STATED PROBLEM :: List all lines of the data that include the string "frac".

RECORDED DATA ::
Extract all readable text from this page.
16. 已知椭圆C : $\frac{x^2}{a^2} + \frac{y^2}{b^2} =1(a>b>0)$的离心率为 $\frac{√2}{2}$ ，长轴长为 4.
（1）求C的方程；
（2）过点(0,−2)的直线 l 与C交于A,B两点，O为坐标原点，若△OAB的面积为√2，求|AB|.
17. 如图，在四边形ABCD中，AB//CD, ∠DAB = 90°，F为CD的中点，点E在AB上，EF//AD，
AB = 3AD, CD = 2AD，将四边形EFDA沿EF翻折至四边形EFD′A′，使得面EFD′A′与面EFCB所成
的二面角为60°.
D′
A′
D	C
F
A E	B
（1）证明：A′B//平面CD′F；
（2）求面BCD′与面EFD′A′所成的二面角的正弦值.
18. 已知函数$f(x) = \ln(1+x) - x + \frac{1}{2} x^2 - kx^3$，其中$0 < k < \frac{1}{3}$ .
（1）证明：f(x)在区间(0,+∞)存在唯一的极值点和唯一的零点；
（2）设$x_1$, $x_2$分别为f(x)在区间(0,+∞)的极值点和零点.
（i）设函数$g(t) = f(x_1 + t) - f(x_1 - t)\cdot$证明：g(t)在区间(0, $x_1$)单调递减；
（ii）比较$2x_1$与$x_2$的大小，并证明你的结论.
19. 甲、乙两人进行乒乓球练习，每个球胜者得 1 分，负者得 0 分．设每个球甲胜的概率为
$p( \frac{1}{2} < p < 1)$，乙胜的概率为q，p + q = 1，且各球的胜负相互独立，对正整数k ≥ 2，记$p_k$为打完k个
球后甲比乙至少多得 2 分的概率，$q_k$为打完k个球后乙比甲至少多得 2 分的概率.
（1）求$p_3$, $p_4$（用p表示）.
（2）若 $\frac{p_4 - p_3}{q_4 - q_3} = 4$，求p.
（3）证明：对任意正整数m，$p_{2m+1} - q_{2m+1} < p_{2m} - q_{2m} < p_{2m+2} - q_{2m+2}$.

SOLUTION TO THIS EXERCISE ::
16. 已知椭圆C : $\frac{x^2}{a^2} + \frac{y^2}{b^2} =1(a>b>0)$的离心率为 $\frac{√2}{2}$ ，长轴长为 4.
18. 已知函数$f(x) = \ln(1+x) - x + \frac{1}{2} x^2 - kx^3$，其中$0 < k < \frac{1}{3}$ .
$p( \frac{1}{2} < p < 1)$，乙胜的概率为q，p + q = 1，且各球的胜负相互独立，对正整数k ≥ 2，记$p_k$为打完k个
（2）若 $\frac{p_4 - p_3}{q_4 - q_3} = 4$，求p.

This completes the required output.